## TASK TO CARRY OUT
Reproduce the records below exactly as they appear, omitting any pictures they contain.

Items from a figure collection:
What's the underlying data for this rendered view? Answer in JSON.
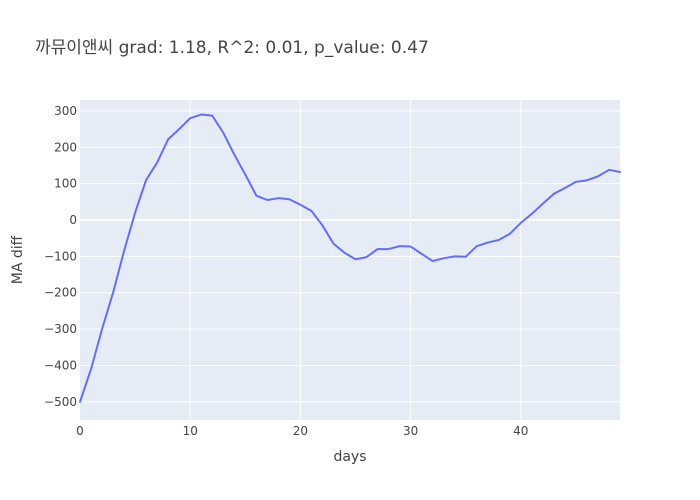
{
  "chart_data": {
    "type": "line",
    "title": "까뮤이앤씨 grad: 1.18, R^2: 0.01, p_value: 0.47",
    "xlabel": "days",
    "ylabel": "MA diff",
    "xlim": [
      0,
      49
    ],
    "ylim": [
      -550,
      330
    ],
    "x_ticks": [
      0,
      10,
      20,
      30,
      40
    ],
    "y_ticks": [
      300,
      200,
      100,
      0,
      -100,
      -200,
      -300,
      -400,
      -500
    ],
    "grid": true,
    "colors": {
      "plot_bg": "#E5ECF6",
      "grid": "#ffffff",
      "line": "#636EFA",
      "text": "#444444"
    },
    "series": [
      {
        "x": [
          0,
          1,
          2,
          3,
          4,
          5,
          6,
          7,
          8,
          9,
          10,
          11,
          12,
          13,
          14,
          15,
          16,
          17,
          18,
          19,
          20,
          21,
          22,
          23,
          24,
          25,
          26,
          27,
          28,
          29,
          30,
          31,
          32,
          33,
          34,
          35,
          36,
          37,
          38,
          39,
          40,
          41,
          42,
          43,
          44,
          45,
          46,
          47,
          48,
          49
        ],
        "values": [
          -500,
          -410,
          -300,
          -200,
          -85,
          20,
          110,
          158,
          222,
          250,
          280,
          290,
          287,
          240,
          180,
          125,
          67,
          55,
          60,
          57,
          42,
          25,
          -15,
          -65,
          -90,
          -108,
          -102,
          -80,
          -80,
          -72,
          -73,
          -93,
          -113,
          -105,
          -100,
          -101,
          -72,
          -62,
          -55,
          -38,
          -8,
          17,
          45,
          72,
          88,
          105,
          109,
          120,
          138,
          132
        ]
      }
    ]
  }
}
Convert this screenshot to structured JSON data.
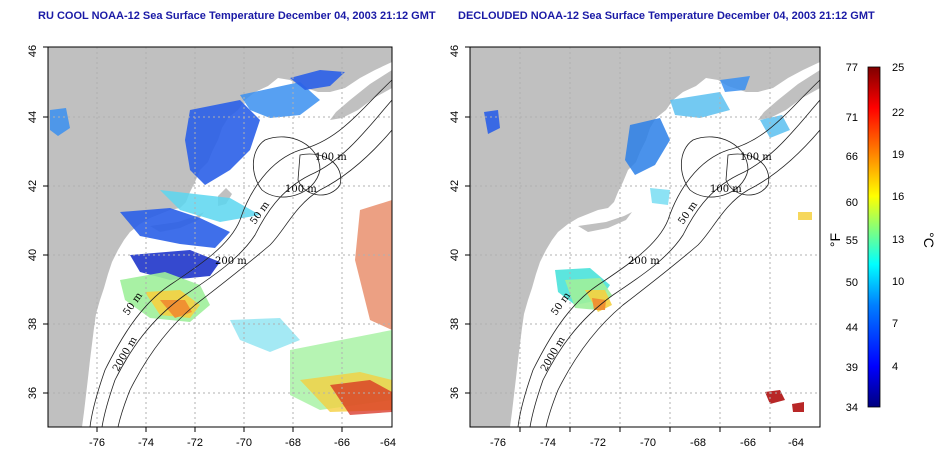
{
  "panels": [
    {
      "id": "ru-cool",
      "title": "RU COOL NOAA-12 Sea Surface Temperature December 04, 2003 21:12 GMT",
      "x_ticks": [
        "-76",
        "-74",
        "-72",
        "-70",
        "-68",
        "-66",
        "-64"
      ],
      "y_ticks": [
        "46",
        "44",
        "42",
        "40",
        "38",
        "36"
      ],
      "contour_labels": [
        "100 m",
        "100 m",
        "50 m",
        "200 m",
        "50 m",
        "2000 m"
      ]
    },
    {
      "id": "declouded",
      "title": "DECLOUDED NOAA-12 Sea Surface Temperature December 04, 2003 21:12 GMT",
      "x_ticks": [
        "-76",
        "-74",
        "-72",
        "-70",
        "-68",
        "-66",
        "-64"
      ],
      "y_ticks": [
        "46",
        "44",
        "42",
        "40",
        "38",
        "36"
      ],
      "contour_labels": [
        "100 m",
        "100 m",
        "50 m",
        "200 m",
        "50 m",
        "2000 m"
      ]
    }
  ],
  "colorbar": {
    "fahrenheit_ticks": [
      "77",
      "71",
      "66",
      "60",
      "55",
      "50",
      "44",
      "39",
      "34"
    ],
    "celsius_ticks": [
      "25",
      "22",
      "19",
      "16",
      "13",
      "10",
      "7",
      "4"
    ],
    "fahrenheit_unit": "°F",
    "celsius_unit": "°C",
    "colors": [
      "#00007f",
      "#0000ff",
      "#007fff",
      "#00ffff",
      "#7fff7f",
      "#ffff00",
      "#ff7f00",
      "#ff0000",
      "#7f0000"
    ]
  },
  "colors": {
    "land": "#c0c0c0",
    "title": "#1a1aa6",
    "grid": "#b0b0b0"
  }
}
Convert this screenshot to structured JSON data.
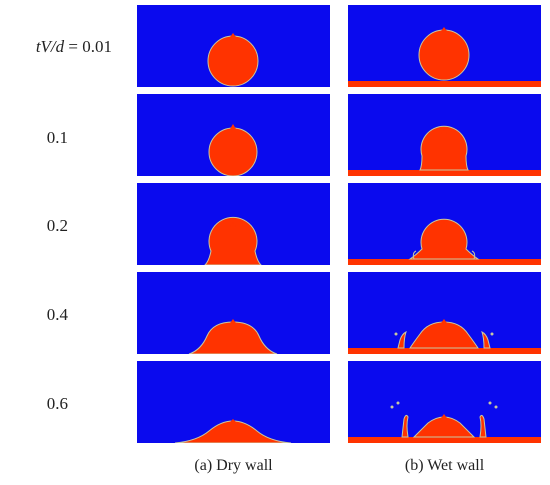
{
  "figure": {
    "row_labels": [
      {
        "variable": "tV/d",
        "equals": " = ",
        "value": "0.01"
      },
      {
        "value": "0.1"
      },
      {
        "value": "0.2"
      },
      {
        "value": "0.4"
      },
      {
        "value": "0.6"
      }
    ],
    "columns": [
      {
        "caption": "(a) Dry wall",
        "wall": "dry"
      },
      {
        "caption": "(b) Wet wall",
        "wall": "wet"
      }
    ],
    "colors": {
      "fluid_background": "#0a0aee",
      "droplet": "#ff3300",
      "interface": "#c8c8a0"
    }
  }
}
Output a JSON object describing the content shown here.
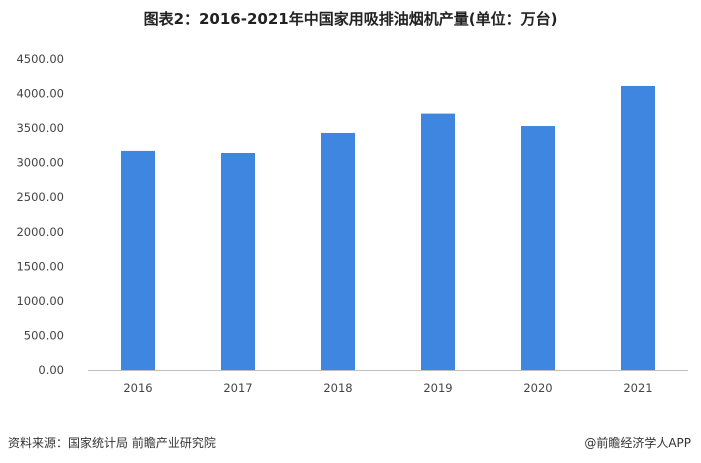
{
  "title": "图表2：2016-2021年中国家用吸排油烟机产量(单位：万台)",
  "source": "资料来源：国家统计局 前瞻产业研究院",
  "credit": "@前瞻经济学人APP",
  "colors": {
    "bar": "#3E86E0",
    "axis": "#BFBFBF"
  },
  "chart_data": {
    "type": "bar",
    "title": "图表2：2016-2021年中国家用吸排油烟机产量(单位：万台)",
    "xlabel": "",
    "ylabel": "",
    "categories": [
      "2016",
      "2017",
      "2018",
      "2019",
      "2020",
      "2021"
    ],
    "values": [
      3170,
      3140,
      3430,
      3710,
      3530,
      4110
    ],
    "ylim": [
      0,
      4500
    ],
    "yticks": [
      0,
      500,
      1000,
      1500,
      2000,
      2500,
      3000,
      3500,
      4000,
      4500
    ],
    "ytick_labels": [
      "0.00",
      "500.00",
      "1000.00",
      "1500.00",
      "2000.00",
      "2500.00",
      "3000.00",
      "3500.00",
      "4000.00",
      "4500.00"
    ],
    "grid": false,
    "legend": "none"
  }
}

## THE RESULT
What's the underlying data for this rendered view? Answer in JSON.
{
  "chart_data": {
    "type": "line",
    "title": "까뮤이앤씨 grad: 1.18, R^2: 0.01, p_value: 0.47",
    "xlabel": "days",
    "ylabel": "MA diff",
    "xlim": [
      0,
      49
    ],
    "ylim": [
      -550,
      330
    ],
    "x_ticks": [
      0,
      10,
      20,
      30,
      40
    ],
    "y_ticks": [
      300,
      200,
      100,
      0,
      -100,
      -200,
      -300,
      -400,
      -500
    ],
    "grid": true,
    "colors": {
      "plot_bg": "#E5ECF6",
      "grid": "#ffffff",
      "line": "#636EFA",
      "text": "#444444"
    },
    "series": [
      {
        "x": [
          0,
          1,
          2,
          3,
          4,
          5,
          6,
          7,
          8,
          9,
          10,
          11,
          12,
          13,
          14,
          15,
          16,
          17,
          18,
          19,
          20,
          21,
          22,
          23,
          24,
          25,
          26,
          27,
          28,
          29,
          30,
          31,
          32,
          33,
          34,
          35,
          36,
          37,
          38,
          39,
          40,
          41,
          42,
          43,
          44,
          45,
          46,
          47,
          48,
          49
        ],
        "values": [
          -500,
          -410,
          -300,
          -200,
          -85,
          20,
          110,
          158,
          222,
          250,
          280,
          290,
          287,
          240,
          180,
          125,
          67,
          55,
          60,
          57,
          42,
          25,
          -15,
          -65,
          -90,
          -108,
          -102,
          -80,
          -80,
          -72,
          -73,
          -93,
          -113,
          -105,
          -100,
          -101,
          -72,
          -62,
          -55,
          -38,
          -8,
          17,
          45,
          72,
          88,
          105,
          109,
          120,
          138,
          132
        ]
      }
    ]
  }
}
Convert this screenshot to structured JSON data.
{
  "panels": [
    {
      "id": "ru-cool",
      "title": "RU COOL NOAA-12 Sea Surface Temperature December 04, 2003 21:12 GMT",
      "x_ticks": [
        "-76",
        "-74",
        "-72",
        "-70",
        "-68",
        "-66",
        "-64"
      ],
      "y_ticks": [
        "46",
        "44",
        "42",
        "40",
        "38",
        "36"
      ],
      "contour_labels": [
        "100 m",
        "100 m",
        "50 m",
        "200 m",
        "50 m",
        "2000 m"
      ]
    },
    {
      "id": "declouded",
      "title": "DECLOUDED NOAA-12 Sea Surface Temperature December 04, 2003 21:12 GMT",
      "x_ticks": [
        "-76",
        "-74",
        "-72",
        "-70",
        "-68",
        "-66",
        "-64"
      ],
      "y_ticks": [
        "46",
        "44",
        "42",
        "40",
        "38",
        "36"
      ],
      "contour_labels": [
        "100 m",
        "100 m",
        "50 m",
        "200 m",
        "50 m",
        "2000 m"
      ]
    }
  ],
  "colorbar": {
    "fahrenheit_ticks": [
      "77",
      "71",
      "66",
      "60",
      "55",
      "50",
      "44",
      "39",
      "34"
    ],
    "celsius_ticks": [
      "25",
      "22",
      "19",
      "16",
      "13",
      "10",
      "7",
      "4"
    ],
    "fahrenheit_unit": "°F",
    "celsius_unit": "°C",
    "colors": [
      "#00007f",
      "#0000ff",
      "#007fff",
      "#00ffff",
      "#7fff7f",
      "#ffff00",
      "#ff7f00",
      "#ff0000",
      "#7f0000"
    ]
  },
  "colors": {
    "land": "#c0c0c0",
    "title": "#1a1aa6",
    "grid": "#b0b0b0"
  }
}
Convert this screenshot to structured JSON data.
{
  "figure": {
    "row_labels": [
      {
        "variable": "tV/d",
        "equals": " = ",
        "value": "0.01"
      },
      {
        "value": "0.1"
      },
      {
        "value": "0.2"
      },
      {
        "value": "0.4"
      },
      {
        "value": "0.6"
      }
    ],
    "columns": [
      {
        "caption": "(a) Dry wall",
        "wall": "dry"
      },
      {
        "caption": "(b) Wet wall",
        "wall": "wet"
      }
    ],
    "colors": {
      "fluid_background": "#0a0aee",
      "droplet": "#ff3300",
      "interface": "#c8c8a0"
    }
  }
}
Output a JSON object describing the content shown here.
{
  "title": "图表2：2016-2021年中国家用吸排油烟机产量(单位：万台)",
  "source": "资料来源：国家统计局 前瞻产业研究院",
  "credit": "@前瞻经济学人APP",
  "colors": {
    "bar": "#3E86E0",
    "axis": "#BFBFBF"
  },
  "chart_data": {
    "type": "bar",
    "title": "图表2：2016-2021年中国家用吸排油烟机产量(单位：万台)",
    "xlabel": "",
    "ylabel": "",
    "categories": [
      "2016",
      "2017",
      "2018",
      "2019",
      "2020",
      "2021"
    ],
    "values": [
      3170,
      3140,
      3430,
      3710,
      3530,
      4110
    ],
    "ylim": [
      0,
      4500
    ],
    "yticks": [
      0,
      500,
      1000,
      1500,
      2000,
      2500,
      3000,
      3500,
      4000,
      4500
    ],
    "ytick_labels": [
      "0.00",
      "500.00",
      "1000.00",
      "1500.00",
      "2000.00",
      "2500.00",
      "3000.00",
      "3500.00",
      "4000.00",
      "4500.00"
    ],
    "grid": false,
    "legend": "none"
  }
}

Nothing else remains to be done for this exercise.